:: Task goal ::
Check each line of the listing below for the string "Subword", and copy the ones that have it.

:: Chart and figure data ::
====

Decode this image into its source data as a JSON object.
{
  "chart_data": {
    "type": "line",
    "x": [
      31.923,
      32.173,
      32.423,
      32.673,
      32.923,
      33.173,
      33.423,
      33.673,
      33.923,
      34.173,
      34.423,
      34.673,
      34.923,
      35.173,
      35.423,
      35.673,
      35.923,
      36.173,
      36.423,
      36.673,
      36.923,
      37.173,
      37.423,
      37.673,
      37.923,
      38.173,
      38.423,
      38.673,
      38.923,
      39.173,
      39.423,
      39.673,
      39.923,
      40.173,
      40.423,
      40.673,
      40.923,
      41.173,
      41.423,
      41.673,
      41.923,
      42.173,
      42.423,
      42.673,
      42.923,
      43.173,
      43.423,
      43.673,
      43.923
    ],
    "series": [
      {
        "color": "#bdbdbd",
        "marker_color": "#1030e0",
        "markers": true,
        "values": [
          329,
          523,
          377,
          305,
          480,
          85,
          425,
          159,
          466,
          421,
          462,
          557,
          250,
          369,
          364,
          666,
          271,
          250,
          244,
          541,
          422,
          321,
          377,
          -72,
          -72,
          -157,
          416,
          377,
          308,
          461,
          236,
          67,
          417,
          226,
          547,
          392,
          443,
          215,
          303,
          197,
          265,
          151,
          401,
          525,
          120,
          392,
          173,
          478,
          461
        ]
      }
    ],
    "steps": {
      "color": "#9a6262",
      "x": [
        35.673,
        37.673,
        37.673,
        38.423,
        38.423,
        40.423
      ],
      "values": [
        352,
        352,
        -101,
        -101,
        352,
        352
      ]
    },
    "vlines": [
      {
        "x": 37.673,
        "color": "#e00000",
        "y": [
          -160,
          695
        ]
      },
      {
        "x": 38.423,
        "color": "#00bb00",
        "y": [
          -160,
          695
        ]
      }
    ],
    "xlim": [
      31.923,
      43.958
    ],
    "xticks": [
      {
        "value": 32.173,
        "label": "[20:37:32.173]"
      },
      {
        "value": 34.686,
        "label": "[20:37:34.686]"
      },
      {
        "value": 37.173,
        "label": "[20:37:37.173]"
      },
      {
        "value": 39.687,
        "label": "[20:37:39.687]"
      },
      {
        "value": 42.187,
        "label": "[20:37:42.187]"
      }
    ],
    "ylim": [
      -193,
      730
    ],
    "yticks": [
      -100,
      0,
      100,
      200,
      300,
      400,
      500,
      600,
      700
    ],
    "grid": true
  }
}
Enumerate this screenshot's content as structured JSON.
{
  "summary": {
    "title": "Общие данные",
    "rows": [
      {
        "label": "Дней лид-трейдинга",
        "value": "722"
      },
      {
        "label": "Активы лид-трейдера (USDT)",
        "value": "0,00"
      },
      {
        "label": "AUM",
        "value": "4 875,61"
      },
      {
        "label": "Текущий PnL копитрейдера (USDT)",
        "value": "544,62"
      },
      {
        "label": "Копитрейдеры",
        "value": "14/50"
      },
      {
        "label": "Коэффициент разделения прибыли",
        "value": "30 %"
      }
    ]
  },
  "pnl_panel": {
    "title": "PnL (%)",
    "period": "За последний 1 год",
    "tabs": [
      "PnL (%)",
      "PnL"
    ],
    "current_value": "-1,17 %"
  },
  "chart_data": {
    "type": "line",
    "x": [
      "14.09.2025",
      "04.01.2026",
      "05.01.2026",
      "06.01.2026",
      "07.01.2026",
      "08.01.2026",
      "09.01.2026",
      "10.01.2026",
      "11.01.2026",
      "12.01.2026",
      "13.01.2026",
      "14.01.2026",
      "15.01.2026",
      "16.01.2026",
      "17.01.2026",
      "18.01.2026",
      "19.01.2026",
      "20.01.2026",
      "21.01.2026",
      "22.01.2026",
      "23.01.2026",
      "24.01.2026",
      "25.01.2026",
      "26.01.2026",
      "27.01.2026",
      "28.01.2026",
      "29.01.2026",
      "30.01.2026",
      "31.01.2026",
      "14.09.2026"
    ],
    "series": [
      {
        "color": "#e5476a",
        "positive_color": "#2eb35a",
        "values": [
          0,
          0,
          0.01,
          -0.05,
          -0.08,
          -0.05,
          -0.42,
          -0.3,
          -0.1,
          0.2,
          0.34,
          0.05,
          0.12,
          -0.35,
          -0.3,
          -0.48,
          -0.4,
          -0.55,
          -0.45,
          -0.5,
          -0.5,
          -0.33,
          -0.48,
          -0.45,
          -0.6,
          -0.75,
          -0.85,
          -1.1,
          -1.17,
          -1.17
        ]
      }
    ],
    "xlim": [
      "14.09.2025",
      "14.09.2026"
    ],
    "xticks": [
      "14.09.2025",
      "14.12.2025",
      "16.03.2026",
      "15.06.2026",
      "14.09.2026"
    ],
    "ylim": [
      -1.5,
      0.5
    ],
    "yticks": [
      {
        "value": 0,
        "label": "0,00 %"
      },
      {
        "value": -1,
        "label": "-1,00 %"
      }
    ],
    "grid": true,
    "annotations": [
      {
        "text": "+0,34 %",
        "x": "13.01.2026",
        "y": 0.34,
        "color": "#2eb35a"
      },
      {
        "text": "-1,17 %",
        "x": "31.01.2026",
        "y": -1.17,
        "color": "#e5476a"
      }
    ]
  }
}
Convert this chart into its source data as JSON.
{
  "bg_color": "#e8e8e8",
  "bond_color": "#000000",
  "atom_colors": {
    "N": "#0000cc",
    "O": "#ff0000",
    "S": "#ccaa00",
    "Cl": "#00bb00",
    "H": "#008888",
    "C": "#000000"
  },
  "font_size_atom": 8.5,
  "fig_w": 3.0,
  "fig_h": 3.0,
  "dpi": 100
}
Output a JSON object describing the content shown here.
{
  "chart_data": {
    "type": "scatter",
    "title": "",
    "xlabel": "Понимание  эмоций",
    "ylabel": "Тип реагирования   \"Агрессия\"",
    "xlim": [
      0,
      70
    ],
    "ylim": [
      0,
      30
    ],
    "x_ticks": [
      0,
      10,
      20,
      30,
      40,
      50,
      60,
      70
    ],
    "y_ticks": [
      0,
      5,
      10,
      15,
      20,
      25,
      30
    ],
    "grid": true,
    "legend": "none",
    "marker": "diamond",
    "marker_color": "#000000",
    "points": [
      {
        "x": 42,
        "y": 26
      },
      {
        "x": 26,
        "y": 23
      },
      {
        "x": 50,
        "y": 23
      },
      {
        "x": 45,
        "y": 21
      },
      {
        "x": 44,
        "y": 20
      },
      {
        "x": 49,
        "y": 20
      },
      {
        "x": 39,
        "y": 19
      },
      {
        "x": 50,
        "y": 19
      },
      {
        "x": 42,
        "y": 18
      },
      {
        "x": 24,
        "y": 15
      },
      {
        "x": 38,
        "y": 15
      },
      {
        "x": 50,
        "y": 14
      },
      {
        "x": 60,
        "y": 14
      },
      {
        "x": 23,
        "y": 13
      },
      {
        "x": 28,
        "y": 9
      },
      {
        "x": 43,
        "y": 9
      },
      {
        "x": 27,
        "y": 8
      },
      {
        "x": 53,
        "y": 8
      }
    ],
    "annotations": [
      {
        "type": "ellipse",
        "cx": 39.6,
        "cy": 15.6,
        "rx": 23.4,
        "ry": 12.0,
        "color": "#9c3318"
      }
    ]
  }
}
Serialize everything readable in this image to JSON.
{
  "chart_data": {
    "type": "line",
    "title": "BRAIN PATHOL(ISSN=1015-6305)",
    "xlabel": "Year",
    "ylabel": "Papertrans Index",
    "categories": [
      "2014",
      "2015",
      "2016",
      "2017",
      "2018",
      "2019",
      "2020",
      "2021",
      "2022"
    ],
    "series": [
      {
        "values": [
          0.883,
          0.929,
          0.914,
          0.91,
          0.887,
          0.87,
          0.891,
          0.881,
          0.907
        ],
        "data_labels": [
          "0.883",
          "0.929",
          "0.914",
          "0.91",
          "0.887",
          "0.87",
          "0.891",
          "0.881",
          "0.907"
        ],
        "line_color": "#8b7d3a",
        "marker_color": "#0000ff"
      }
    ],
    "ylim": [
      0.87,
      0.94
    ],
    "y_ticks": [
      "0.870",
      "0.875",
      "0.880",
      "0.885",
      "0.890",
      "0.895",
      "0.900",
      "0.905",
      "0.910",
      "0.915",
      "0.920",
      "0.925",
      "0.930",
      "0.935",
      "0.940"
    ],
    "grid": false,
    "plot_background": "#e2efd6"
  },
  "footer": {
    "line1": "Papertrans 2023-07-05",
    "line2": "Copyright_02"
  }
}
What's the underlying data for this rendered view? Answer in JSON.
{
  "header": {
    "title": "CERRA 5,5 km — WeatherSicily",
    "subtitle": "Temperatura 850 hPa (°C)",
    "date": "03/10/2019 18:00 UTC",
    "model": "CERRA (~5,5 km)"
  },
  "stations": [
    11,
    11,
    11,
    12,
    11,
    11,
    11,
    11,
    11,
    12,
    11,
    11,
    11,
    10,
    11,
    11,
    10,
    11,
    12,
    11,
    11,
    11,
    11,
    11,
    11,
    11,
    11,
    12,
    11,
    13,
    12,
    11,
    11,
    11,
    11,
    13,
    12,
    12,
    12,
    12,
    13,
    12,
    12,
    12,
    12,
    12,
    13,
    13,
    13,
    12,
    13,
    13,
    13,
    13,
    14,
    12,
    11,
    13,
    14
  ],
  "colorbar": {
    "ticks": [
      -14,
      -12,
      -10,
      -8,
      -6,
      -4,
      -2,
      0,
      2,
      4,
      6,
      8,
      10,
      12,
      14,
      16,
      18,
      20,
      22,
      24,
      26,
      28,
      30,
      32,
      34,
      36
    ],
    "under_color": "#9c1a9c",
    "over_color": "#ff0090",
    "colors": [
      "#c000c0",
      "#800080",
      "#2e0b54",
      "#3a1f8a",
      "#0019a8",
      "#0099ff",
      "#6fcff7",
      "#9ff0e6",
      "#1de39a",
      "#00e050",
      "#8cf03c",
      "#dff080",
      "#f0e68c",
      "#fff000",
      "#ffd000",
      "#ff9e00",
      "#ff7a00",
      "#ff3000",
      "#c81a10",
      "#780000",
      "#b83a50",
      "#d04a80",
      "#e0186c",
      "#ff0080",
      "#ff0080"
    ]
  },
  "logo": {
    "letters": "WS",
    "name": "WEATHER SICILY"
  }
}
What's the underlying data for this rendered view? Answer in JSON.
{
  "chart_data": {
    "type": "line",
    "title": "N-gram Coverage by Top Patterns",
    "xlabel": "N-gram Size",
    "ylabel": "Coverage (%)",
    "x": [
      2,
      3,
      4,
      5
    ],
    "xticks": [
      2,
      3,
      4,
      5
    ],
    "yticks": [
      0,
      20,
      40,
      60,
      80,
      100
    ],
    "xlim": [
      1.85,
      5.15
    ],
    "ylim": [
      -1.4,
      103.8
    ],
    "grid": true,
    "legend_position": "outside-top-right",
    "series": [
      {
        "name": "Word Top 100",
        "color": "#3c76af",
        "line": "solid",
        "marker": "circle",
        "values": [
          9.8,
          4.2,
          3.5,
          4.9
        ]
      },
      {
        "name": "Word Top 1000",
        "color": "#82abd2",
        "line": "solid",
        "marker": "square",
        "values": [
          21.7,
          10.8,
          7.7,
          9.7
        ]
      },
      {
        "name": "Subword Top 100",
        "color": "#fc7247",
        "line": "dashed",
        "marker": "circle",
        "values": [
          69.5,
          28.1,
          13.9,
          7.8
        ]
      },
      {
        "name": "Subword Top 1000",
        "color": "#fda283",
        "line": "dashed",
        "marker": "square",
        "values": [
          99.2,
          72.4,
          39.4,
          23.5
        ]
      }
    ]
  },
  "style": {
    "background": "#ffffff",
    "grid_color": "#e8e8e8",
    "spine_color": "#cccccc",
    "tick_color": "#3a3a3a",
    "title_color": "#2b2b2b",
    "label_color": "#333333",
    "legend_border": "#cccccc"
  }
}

====

:: Expected output ::
        "name": "Subword Top 100",
        "name": "Subword Top 1000",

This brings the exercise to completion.